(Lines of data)

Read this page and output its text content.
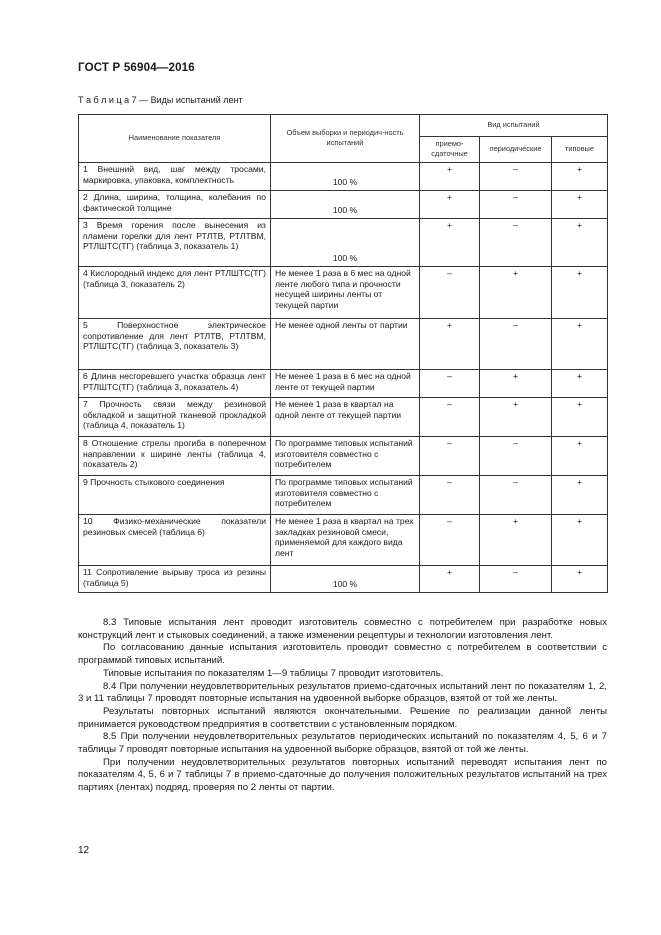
ГОСТ Р 56904—2016
Т а б л и ц а 7 — Виды испытаний лент
Наименование показателя	Объем выборки и периодич-ность испытаний	Вид испытаний		
		приемо-сдаточные	периодические	типовые
1 Внешний вид, шаг между тросами, маркировка, упаковка, комплектность	100 %	+	–	+
2 Длина, ширина, толщина, колебания по фактической толщине	100 %	+	–	+
3 Время горения после вынесения из пламени горелки для лент РТЛТВ, РТЛТВМ, РТЛШТС(ТГ) (таблица 3, показатель 1)	100 %	+	–	+
4 Кислородный индекс для лент РТЛШТС(ТГ) (таблица 3, показатель 2)	Не менее 1 раза в 6 мес на одной ленте любого типа и прочности несущей ширины ленты от текущей партии	–	+	+
5 Поверхностное электрическое сопротивление для лент РТЛТВ, РТЛТВМ, РТЛШТС(ТГ) (таблица 3, показатель 3)	Не менее одной ленты от партии	+	–	+
6 Длина несгоревшего участка образца лент РТЛШТС(ТГ) (таблица 3, показатель 4)	Не менее 1 раза в 6 мес на одной ленте от текущей партии	–	+	+
7 Прочность связи между резиновой обкладкой и защитной тканевой прокладкой (таблица 4, показатель 1)	Не менее 1 раза в квартал на одной ленте от текущей партии	–	+	+
8 Отношение стрелы прогиба в поперечном направлении к ширине ленты (таблица 4, показатель 2)	По программе типовых испытаний изготовителя совместно с потребителем	–	–	+
9 Прочность стыкового соединения	По программе типовых испытаний изготовителя совместно с потребителем	–	–	+
10 Физико-механические показатели резиновых смесей (таблица 6)	Не менее 1 раза в квартал на трех закладках резиновой смеси, применяемой для каждого вида лент	–	+	+
11 Сопротивление вырыву троса из резины (таблица 5)	100 %	+	–	+

8.3 Типовые испытания лент проводит изготовитель совместно с потребителем при разработке новых конструкций лент и стыковых соединений, а также изменении рецептуры и технологии изготовления лент.

По согласованию данные испытания изготовитель проводит совместно с потребителем в соответствии с программой типовых испытаний.

Типовые испытания по показателям 1—9 таблицы 7 проводит изготовитель.

8.4 При получении неудовлетворительных результатов приемо-сдаточных испытаний лент по показателям 1, 2, 3 и 11 таблицы 7 проводят повторные испытания на удвоенной выборке образцов, взятой от той же ленты.

Результаты повторных испытаний являются окончательными. Решение по реализации данной ленты принимается руководством предприятия в соответствии с установленным порядком.

8.5 При получении неудовлетворительных результатов периодических испытаний по показателям 4, 5, 6 и 7 таблицы 7 проводят повторные испытания на удвоенной выборке образцов, взятой от той же ленты.

При получении неудовлетворительных результатов повторных испытаний переводят испытания лент по показателям 4, 5, 6 и 7 таблицы 7 в приемо-сдаточные до получения положительных результатов испытаний на трех партиях (лентах) подряд, проверяя по 2 ленты от партии.

12
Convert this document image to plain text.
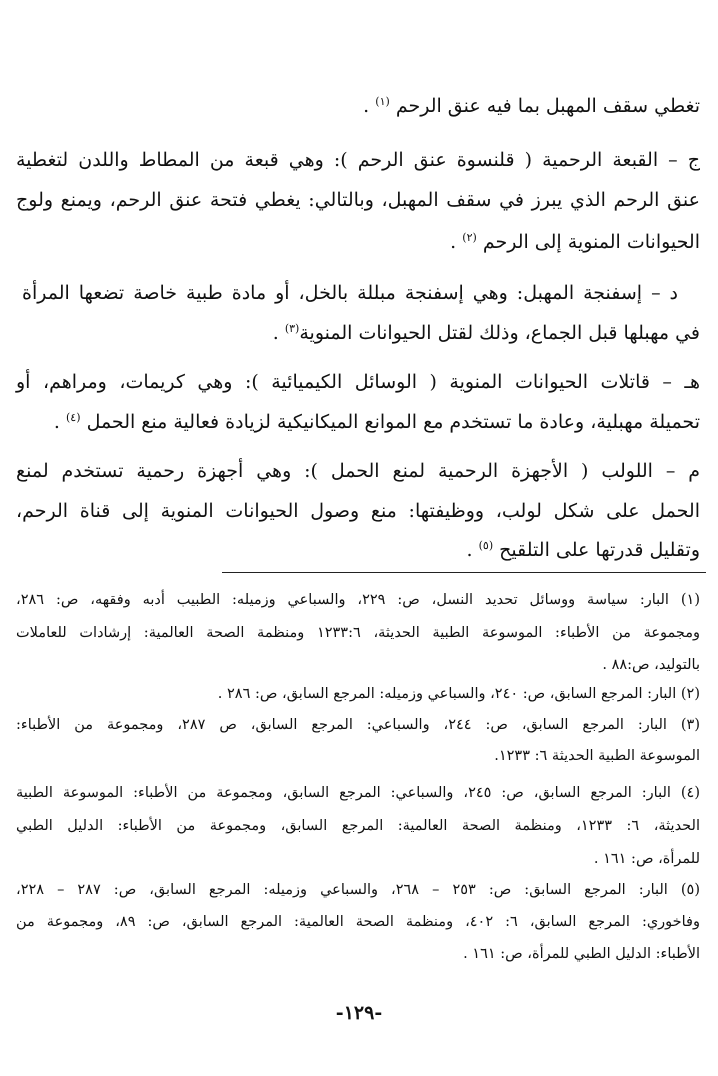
تغطي سقف المهبل بما فيه عنق الرحم $^{(١)}$ .
ج – القبعة الرحمية ( قلنسوة عنق الرحم ): وهي قبعة من المطاط واللدن لتغطية
عنق الرحم الذي يبرز في سقف المهبل، وبالتالي: يغطي فتحة عنق الرحم، ويمنع ولوج
الحيوانات المنوية إلى الرحم $^{(٢)}$ .
د – إسفنجة المهبل: وهي إسفنجة مبللة بالخل، أو مادة طبية خاصة تضعها المرأة
في مهبلها قبل الجماع، وذلك لقتل الحيوانات المنوية$^{(٣)}$ .
هـ – قاتلات الحيوانات المنوية ( الوسائل الكيميائية ): وهي كريمات، ومراهم، أو
تحميلة مهبلية، وعادة ما تستخدم مع الموانع الميكانيكية لزيادة فعالية منع الحمل $^{(٤)}$ .
م – اللولب ( الأجهزة الرحمية لمنع الحمل ): وهي أجهزة رحمية تستخدم لمنع
الحمل على شكل لولب، ووظيفتها: منع وصول الحيوانات المنوية إلى قناة الرحم،
وتقليل قدرتها على التلقيح $^{(٥)}$ .
(١) البار: سياسة ووسائل تحديد النسل، ص: ٢٢٩، والسباعي وزميله: الطبيب أدبه وفقهه، ص: ٢٨٦،
ومجموعة من الأطباء: الموسوعة الطبية الحديثة، ١٢٣٣:٦ ومنظمة الصحة العالمية: إرشادات للعاملات
بالتوليد، ص:٨٨ .
(٢) البار: المرجع السابق، ص: ٢٤٠، والسباعي وزميله: المرجع السابق، ص: ٢٨٦ .
(٣) البار: المرجع السابق، ص: ٢٤٤، والسباعي: المرجع السابق، ص ٢٨٧، ومجموعة من الأطباء:
الموسوعة الطبية الحديثة ٦: ١٢٣٣.
(٤) البار: المرجع السابق، ص: ٢٤٥، والسباعي: المرجع السابق، ومجموعة من الأطباء: الموسوعة الطبية
الحديثة، ٦: ١٢٣٣، ومنظمة الصحة العالمية: المرجع السابق، ومجموعة من الأطباء: الدليل الطبي
للمرأة، ص: ١٦١ .
(٥) البار: المرجع السابق: ص: ٢٥٣ – ٢٦٨، والسباعي وزميله: المرجع السابق، ص: ٢٨٧ – ٢٢٨،
وفاخوري: المرجع السابق، ٦: ٤٠٢، ومنظمة الصحة العالمية: المرجع السابق، ص: ٨٩، ومجموعة من
الأطباء: الدليل الطبي للمرأة، ص: ١٦١ .
-١٢٩-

> WHAT IS EXPECTED:
Show each line in the entries that holds the string "программе".

> COMPLETED TASK:
8 Отношение стрелы прогиба в поперечном направлении к ширине ленты (таблица 4, показатель 2)	По программе типовых испытаний изготовителя совместно с потребителем	–	–	+
9 Прочность стыкового соединения	По программе типовых испытаний изготовителя совместно с потребителем	–	–	+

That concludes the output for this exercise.